Set problem >> Using the entries that follow, collect the lines where the word "translation" appears.

Record list >>
◆ ◆ ◆ ◆ ◆
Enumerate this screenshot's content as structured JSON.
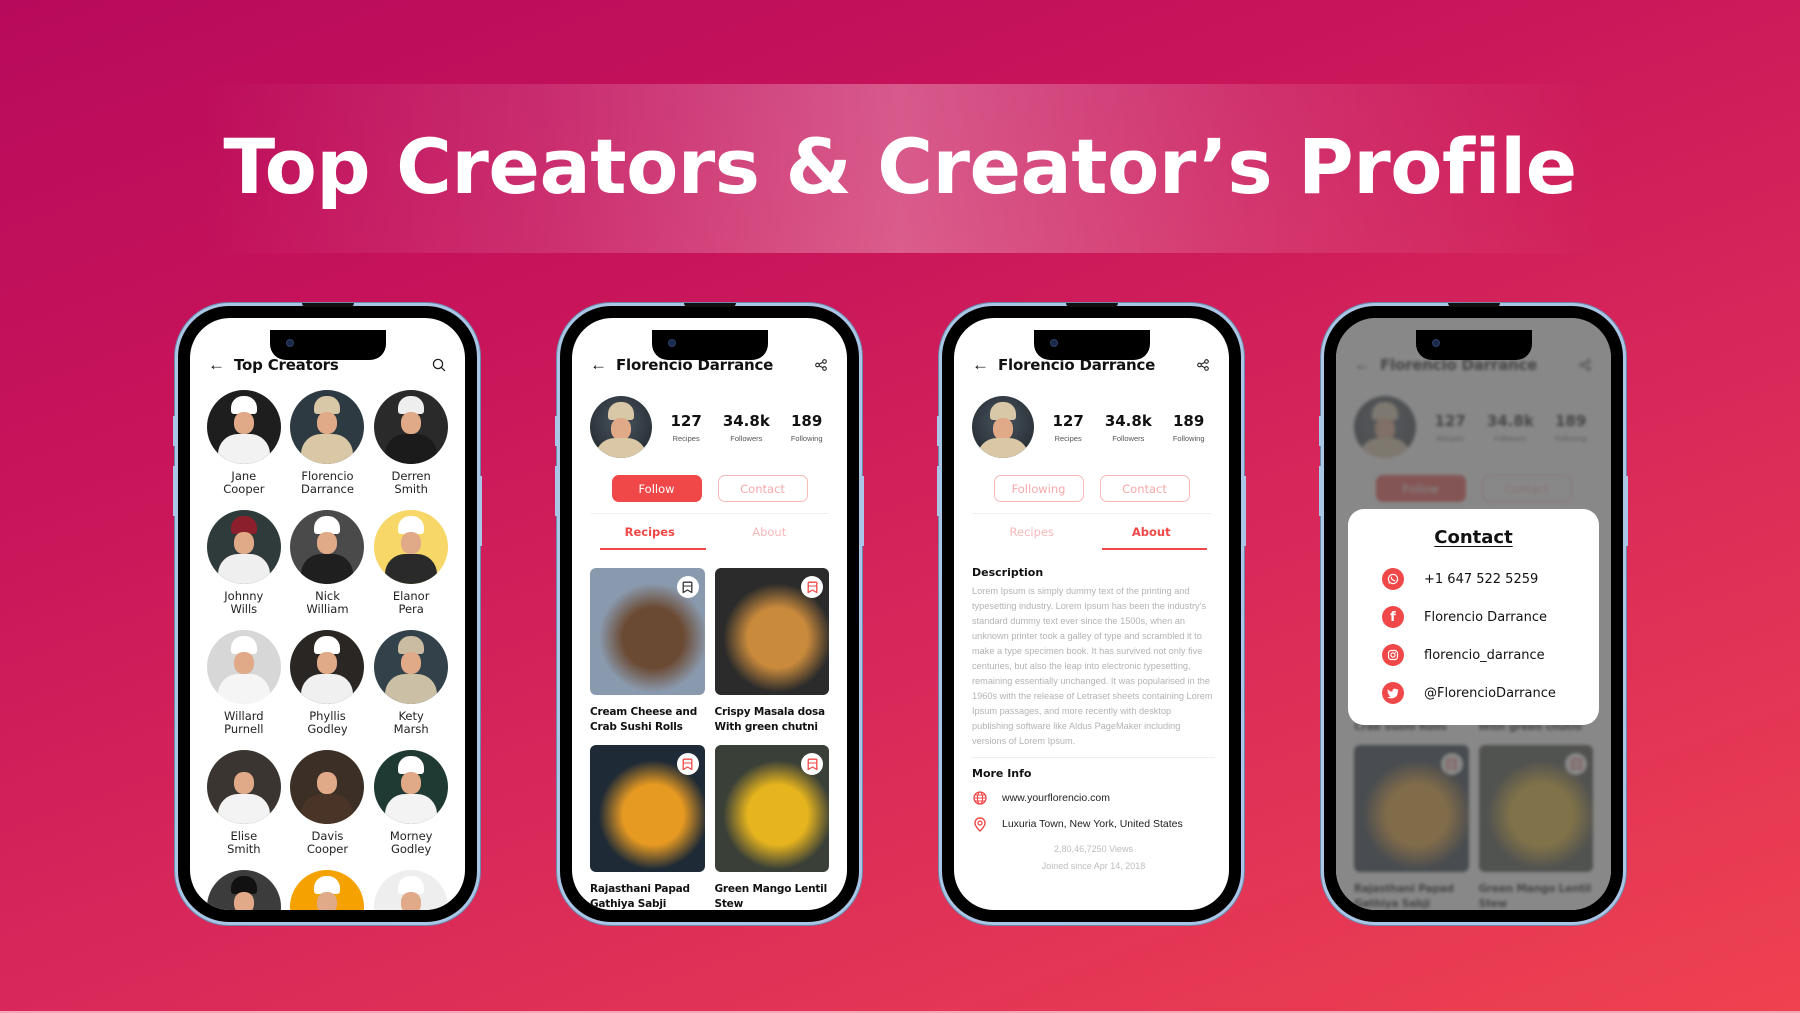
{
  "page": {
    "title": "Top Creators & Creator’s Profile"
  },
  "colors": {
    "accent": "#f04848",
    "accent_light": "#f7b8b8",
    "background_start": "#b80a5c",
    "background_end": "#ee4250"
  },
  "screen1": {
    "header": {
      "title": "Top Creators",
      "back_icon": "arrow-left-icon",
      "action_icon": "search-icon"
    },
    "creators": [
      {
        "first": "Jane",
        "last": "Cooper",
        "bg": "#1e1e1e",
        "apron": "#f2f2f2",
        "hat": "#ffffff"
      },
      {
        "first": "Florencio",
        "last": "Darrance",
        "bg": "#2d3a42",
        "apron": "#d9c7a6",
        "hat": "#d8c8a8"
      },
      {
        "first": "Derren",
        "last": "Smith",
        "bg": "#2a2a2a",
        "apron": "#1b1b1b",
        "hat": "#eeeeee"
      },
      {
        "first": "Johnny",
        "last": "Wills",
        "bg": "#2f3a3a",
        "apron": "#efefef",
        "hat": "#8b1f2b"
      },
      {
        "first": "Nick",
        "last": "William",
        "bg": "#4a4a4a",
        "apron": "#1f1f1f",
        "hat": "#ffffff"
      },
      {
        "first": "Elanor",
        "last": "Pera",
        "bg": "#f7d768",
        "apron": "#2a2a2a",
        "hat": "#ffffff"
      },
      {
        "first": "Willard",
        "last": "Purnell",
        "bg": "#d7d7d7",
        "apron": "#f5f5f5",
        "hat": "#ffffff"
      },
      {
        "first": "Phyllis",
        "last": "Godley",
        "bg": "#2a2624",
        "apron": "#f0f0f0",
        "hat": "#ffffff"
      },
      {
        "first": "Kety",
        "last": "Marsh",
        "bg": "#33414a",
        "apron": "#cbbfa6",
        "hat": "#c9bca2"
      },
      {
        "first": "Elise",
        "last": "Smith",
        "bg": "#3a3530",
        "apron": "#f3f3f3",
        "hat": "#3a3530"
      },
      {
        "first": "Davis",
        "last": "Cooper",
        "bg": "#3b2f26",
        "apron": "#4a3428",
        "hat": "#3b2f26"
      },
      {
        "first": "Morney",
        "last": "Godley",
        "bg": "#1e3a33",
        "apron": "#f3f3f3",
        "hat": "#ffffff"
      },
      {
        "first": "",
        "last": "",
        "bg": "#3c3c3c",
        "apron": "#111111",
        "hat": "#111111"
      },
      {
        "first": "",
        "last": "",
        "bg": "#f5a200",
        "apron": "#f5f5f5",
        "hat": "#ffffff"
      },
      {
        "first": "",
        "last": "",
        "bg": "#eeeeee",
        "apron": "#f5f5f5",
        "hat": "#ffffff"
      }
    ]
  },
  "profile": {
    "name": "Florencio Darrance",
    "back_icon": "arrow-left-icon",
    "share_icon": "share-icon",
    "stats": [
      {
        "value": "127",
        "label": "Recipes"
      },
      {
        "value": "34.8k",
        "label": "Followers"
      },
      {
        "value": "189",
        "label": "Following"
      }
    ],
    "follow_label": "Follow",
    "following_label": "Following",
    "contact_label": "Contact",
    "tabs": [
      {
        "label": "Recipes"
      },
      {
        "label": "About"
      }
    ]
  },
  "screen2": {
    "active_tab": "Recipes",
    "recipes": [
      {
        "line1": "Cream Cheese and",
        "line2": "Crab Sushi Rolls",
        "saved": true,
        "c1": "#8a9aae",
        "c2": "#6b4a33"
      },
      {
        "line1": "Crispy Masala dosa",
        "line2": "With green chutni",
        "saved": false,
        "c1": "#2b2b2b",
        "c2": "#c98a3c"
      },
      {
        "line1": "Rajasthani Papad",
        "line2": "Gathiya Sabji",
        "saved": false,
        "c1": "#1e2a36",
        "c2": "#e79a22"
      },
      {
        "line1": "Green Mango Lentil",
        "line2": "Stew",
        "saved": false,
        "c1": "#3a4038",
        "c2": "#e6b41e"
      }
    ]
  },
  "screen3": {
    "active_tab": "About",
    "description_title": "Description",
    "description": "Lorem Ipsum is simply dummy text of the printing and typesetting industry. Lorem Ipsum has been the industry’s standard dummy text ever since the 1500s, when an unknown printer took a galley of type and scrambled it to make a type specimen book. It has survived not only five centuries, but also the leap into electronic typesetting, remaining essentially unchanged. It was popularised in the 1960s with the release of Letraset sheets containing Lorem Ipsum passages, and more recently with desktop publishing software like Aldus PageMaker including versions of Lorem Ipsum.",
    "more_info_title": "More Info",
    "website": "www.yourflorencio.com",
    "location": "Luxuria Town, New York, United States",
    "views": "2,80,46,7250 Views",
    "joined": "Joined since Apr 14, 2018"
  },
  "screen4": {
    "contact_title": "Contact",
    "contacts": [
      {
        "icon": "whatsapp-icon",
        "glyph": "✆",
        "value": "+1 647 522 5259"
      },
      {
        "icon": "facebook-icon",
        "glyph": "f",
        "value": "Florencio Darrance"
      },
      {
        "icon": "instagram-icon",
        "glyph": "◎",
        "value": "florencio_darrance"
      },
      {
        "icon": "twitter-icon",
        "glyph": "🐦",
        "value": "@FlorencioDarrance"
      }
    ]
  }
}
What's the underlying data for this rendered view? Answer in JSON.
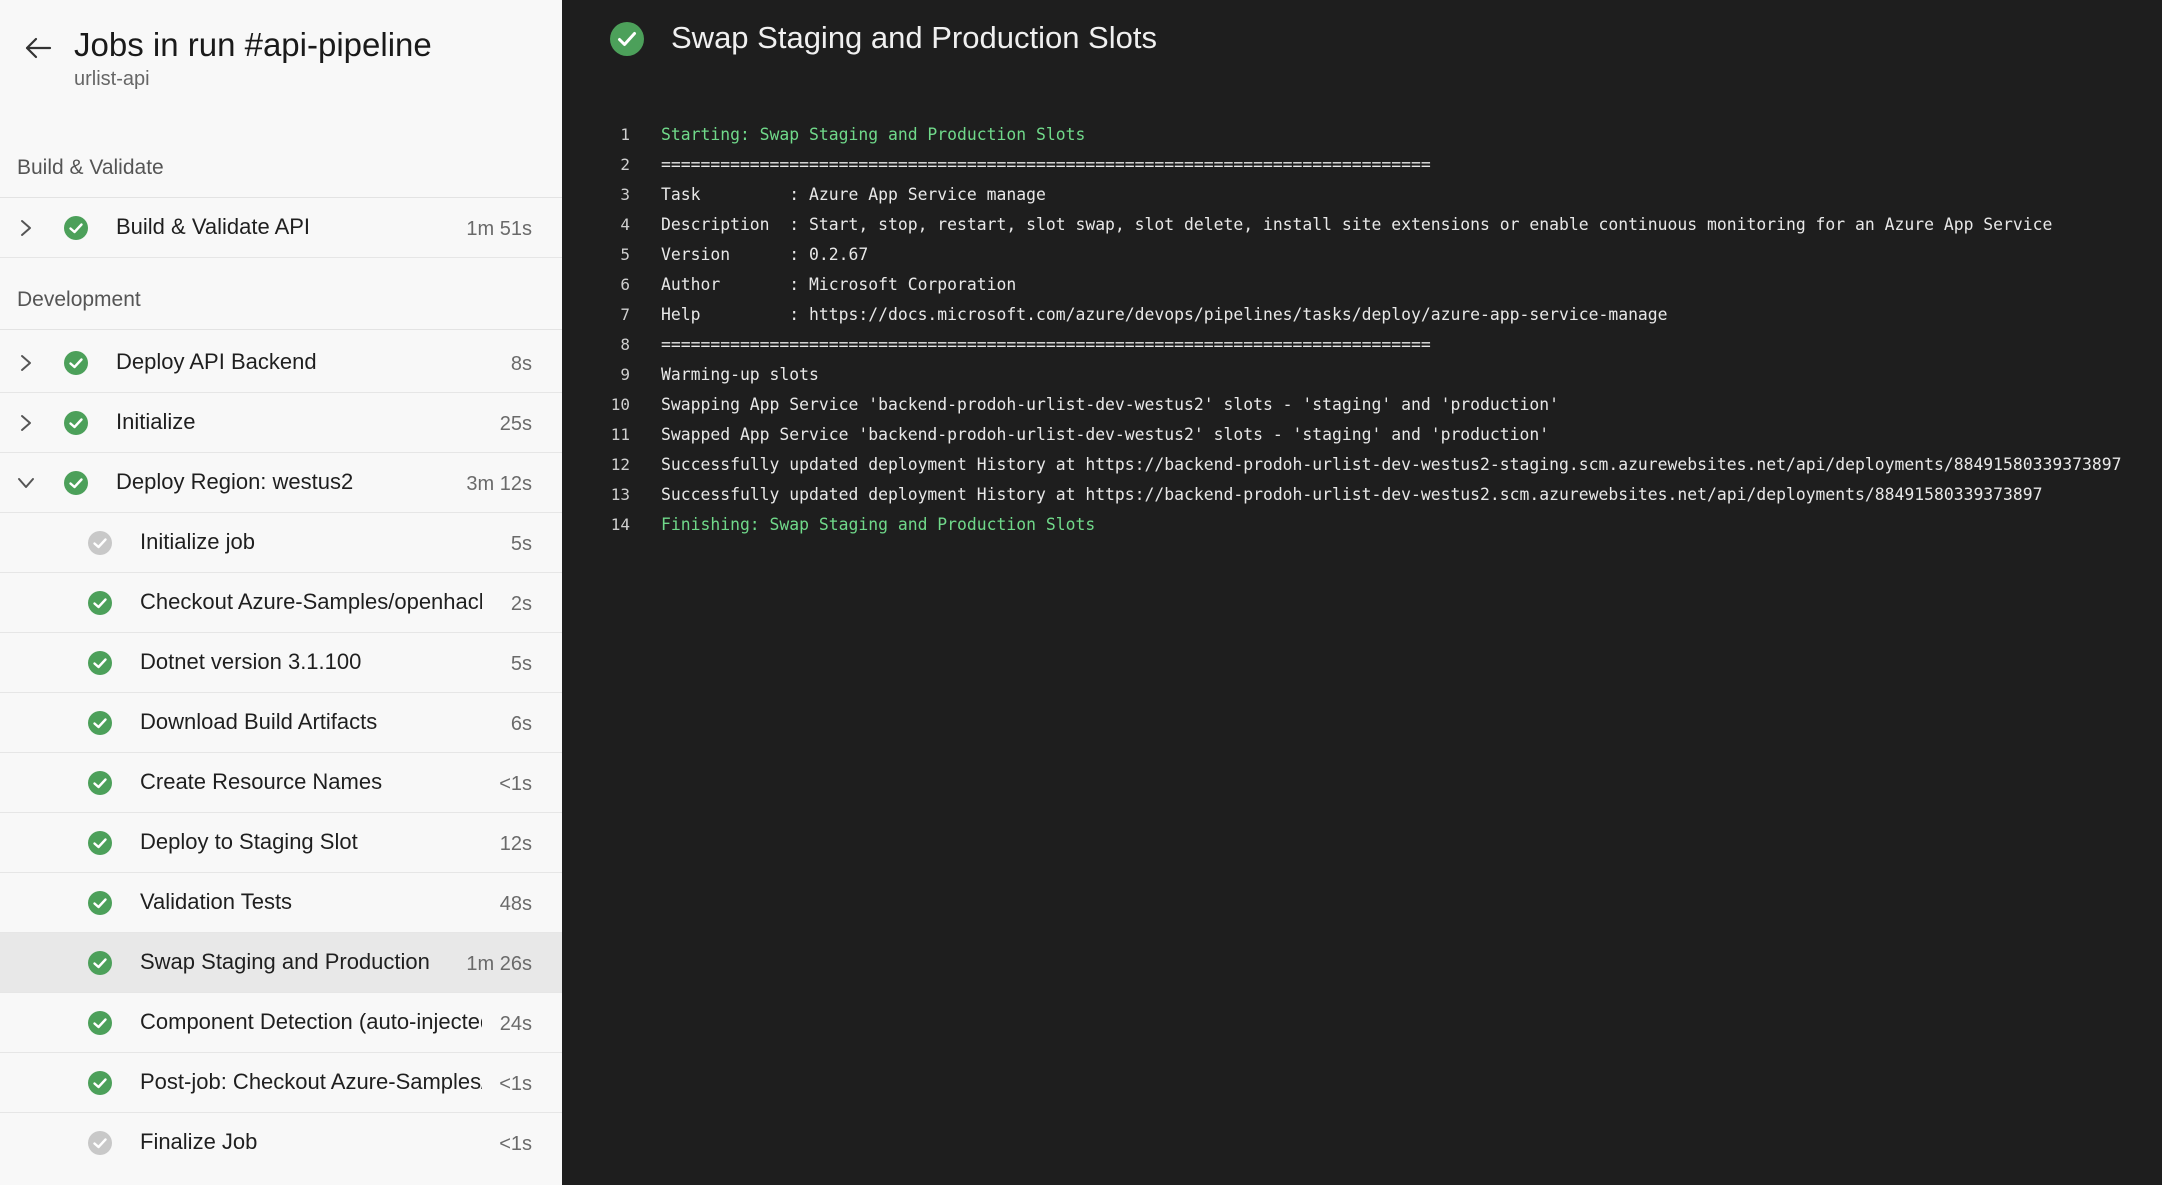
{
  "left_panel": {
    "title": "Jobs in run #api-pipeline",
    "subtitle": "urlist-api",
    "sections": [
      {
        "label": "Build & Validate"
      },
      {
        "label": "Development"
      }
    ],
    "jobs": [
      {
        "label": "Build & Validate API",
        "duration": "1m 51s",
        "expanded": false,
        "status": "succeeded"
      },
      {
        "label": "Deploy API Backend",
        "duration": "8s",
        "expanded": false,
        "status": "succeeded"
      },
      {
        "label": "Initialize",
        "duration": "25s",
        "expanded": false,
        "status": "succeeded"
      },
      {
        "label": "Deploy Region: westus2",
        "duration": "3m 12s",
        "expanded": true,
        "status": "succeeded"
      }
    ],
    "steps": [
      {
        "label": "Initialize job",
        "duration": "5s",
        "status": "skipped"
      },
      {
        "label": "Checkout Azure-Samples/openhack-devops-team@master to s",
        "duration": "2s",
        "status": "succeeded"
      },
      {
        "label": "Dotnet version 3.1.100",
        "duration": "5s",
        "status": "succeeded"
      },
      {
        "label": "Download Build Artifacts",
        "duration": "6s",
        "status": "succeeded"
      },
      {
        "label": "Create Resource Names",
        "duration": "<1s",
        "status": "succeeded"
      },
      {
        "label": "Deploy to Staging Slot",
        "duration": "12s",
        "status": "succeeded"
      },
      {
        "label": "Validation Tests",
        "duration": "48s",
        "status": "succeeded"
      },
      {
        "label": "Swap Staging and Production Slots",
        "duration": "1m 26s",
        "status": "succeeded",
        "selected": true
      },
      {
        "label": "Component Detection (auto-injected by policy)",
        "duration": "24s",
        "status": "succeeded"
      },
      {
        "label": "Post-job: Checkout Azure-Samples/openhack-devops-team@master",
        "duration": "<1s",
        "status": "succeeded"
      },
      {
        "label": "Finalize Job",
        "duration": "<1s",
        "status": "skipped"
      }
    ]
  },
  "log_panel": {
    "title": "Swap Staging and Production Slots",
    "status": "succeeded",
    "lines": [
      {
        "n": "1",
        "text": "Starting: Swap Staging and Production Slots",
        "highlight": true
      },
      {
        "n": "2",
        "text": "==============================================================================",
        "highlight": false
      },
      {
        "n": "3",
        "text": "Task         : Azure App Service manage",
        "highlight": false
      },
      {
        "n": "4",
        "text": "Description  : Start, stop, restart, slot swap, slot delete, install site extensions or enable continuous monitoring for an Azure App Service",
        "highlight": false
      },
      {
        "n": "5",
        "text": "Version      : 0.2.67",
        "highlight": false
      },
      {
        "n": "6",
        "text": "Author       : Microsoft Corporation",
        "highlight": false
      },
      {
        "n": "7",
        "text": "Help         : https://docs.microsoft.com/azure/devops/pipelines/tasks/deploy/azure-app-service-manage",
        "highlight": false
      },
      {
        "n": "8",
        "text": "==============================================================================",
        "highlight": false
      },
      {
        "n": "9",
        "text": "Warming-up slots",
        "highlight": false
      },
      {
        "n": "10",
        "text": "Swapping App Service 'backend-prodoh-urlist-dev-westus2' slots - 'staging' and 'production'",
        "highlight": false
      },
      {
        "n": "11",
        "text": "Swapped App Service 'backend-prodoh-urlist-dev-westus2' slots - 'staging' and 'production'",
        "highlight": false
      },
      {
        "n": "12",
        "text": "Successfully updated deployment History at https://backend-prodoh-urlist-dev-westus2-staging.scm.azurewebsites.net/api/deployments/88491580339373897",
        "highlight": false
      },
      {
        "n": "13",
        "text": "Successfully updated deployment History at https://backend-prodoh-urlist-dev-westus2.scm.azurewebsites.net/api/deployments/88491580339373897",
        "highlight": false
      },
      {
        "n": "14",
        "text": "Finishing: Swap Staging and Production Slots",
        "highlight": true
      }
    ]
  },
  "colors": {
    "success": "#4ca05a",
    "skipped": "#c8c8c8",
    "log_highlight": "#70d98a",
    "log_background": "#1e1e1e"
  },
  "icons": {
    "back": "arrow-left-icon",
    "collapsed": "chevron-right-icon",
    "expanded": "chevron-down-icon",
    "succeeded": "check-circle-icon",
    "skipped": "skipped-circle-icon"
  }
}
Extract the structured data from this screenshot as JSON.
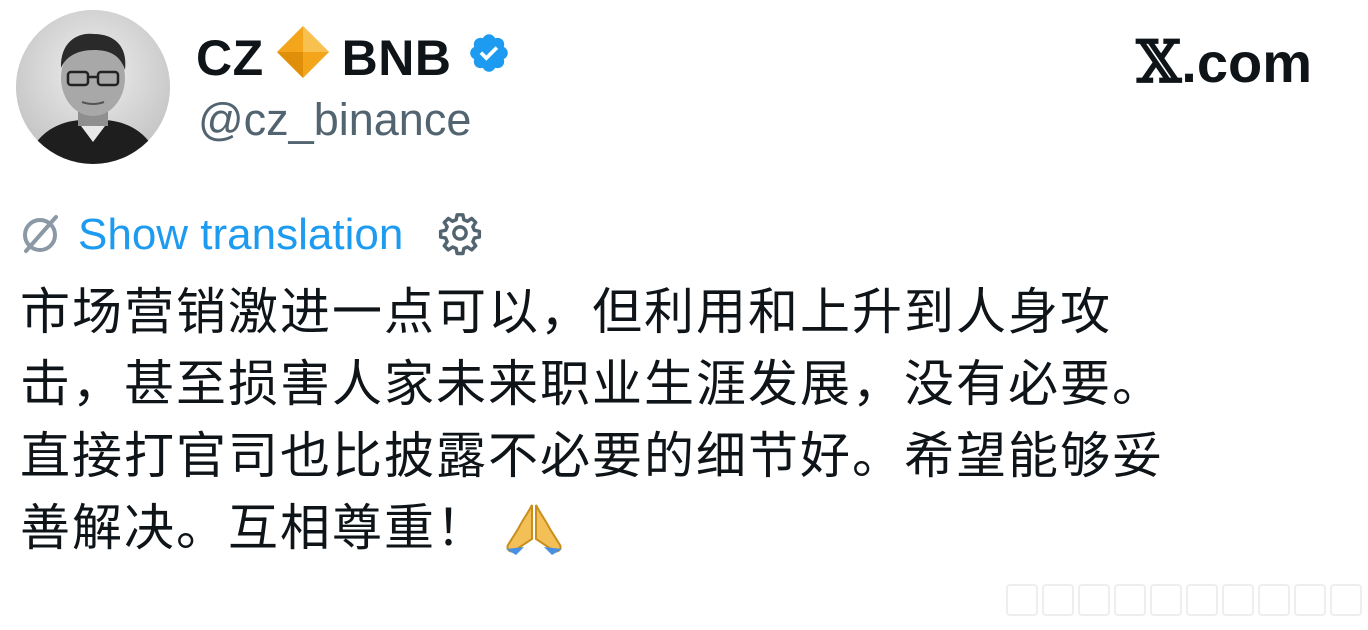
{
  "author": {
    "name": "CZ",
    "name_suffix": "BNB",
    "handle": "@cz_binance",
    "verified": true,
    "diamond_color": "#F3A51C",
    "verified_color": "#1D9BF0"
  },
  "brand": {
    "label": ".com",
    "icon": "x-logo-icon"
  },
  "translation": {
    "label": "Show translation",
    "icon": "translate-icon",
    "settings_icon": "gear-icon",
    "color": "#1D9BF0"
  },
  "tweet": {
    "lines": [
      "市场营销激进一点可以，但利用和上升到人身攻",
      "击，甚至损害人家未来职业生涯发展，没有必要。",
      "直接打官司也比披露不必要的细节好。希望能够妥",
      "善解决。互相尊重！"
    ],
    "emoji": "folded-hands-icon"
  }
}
◆ ◆ ◆ ◆ ◆
Reply >>
  "translation": {
    "label": "Show translation",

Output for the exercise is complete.